#### What is asked
Search the records below for the word "color" and show every line where it occurs.
>>>
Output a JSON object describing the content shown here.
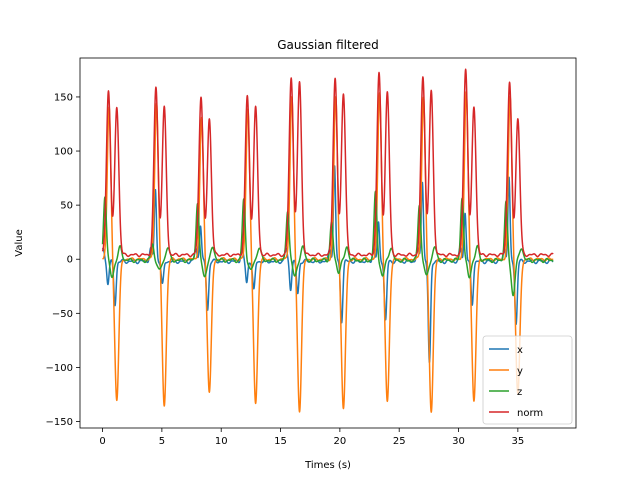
{
  "chart_data": {
    "type": "line",
    "title": "Gaussian filtered",
    "xlabel": "Times (s)",
    "ylabel": "Value",
    "xlim": [
      -1.9,
      39.9
    ],
    "ylim": [
      -156,
      186
    ],
    "xticks": [
      0,
      5,
      10,
      15,
      20,
      25,
      30,
      35
    ],
    "yticks": [
      -150,
      -100,
      -50,
      0,
      50,
      100,
      150
    ],
    "xtick_labels": [
      "0",
      "5",
      "10",
      "15",
      "20",
      "25",
      "30",
      "35"
    ],
    "ytick_labels": [
      "−150",
      "−100",
      "−50",
      "0",
      "50",
      "100",
      "150"
    ],
    "grid": false,
    "legend_position": "lower-right",
    "duration": 38,
    "series": [
      {
        "name": "x",
        "color": "#1f77b4"
      },
      {
        "name": "y",
        "color": "#ff7f0e"
      },
      {
        "name": "z",
        "color": "#2ca02c"
      },
      {
        "name": "norm",
        "color": "#d62728"
      }
    ],
    "events": [
      {
        "t": 0.5,
        "norm": [
          152,
          137
        ],
        "x": [
          -20,
          -40
        ],
        "y": [
          140,
          -130
        ],
        "z": [
          60,
          -15
        ]
      },
      {
        "t": 4.5,
        "norm": [
          155,
          136
        ],
        "x": [
          67,
          -22
        ],
        "y": [
          145,
          -135
        ],
        "z": [
          15,
          -10
        ]
      },
      {
        "t": 8.3,
        "norm": [
          147,
          126
        ],
        "x": [
          34,
          -45
        ],
        "y": [
          130,
          -122
        ],
        "z": [
          53,
          -15
        ]
      },
      {
        "t": 12.2,
        "norm": [
          147,
          136
        ],
        "x": [
          -20,
          -27
        ],
        "y": [
          140,
          -133
        ],
        "z": [
          56,
          -10
        ]
      },
      {
        "t": 15.9,
        "norm": [
          164,
          160
        ],
        "x": [
          -25,
          -30
        ],
        "y": [
          150,
          -140
        ],
        "z": [
          47,
          -15
        ]
      },
      {
        "t": 19.6,
        "norm": [
          163,
          150
        ],
        "x": [
          88,
          -55
        ],
        "y": [
          150,
          -139
        ],
        "z": [
          35,
          -10
        ]
      },
      {
        "t": 23.3,
        "norm": [
          168,
          150
        ],
        "x": [
          35,
          -55
        ],
        "y": [
          155,
          -132
        ],
        "z": [
          62,
          -15
        ]
      },
      {
        "t": 27.0,
        "norm": [
          165,
          151
        ],
        "x": [
          75,
          -95
        ],
        "y": [
          150,
          -140
        ],
        "z": [
          52,
          -15
        ]
      },
      {
        "t": 30.6,
        "norm": [
          172,
          137
        ],
        "x": [
          45,
          -40
        ],
        "y": [
          155,
          -131
        ],
        "z": [
          58,
          -15
        ]
      },
      {
        "t": 34.3,
        "norm": [
          160,
          126
        ],
        "x": [
          77,
          -58
        ],
        "y": [
          150,
          -125
        ],
        "z": [
          53,
          -32
        ]
      }
    ]
  }
}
<<<
#### Solution to this exercise
        "color": "#1f77b4"
        "color": "#ff7f0e"
        "color": "#2ca02c"
        "color": "#d62728"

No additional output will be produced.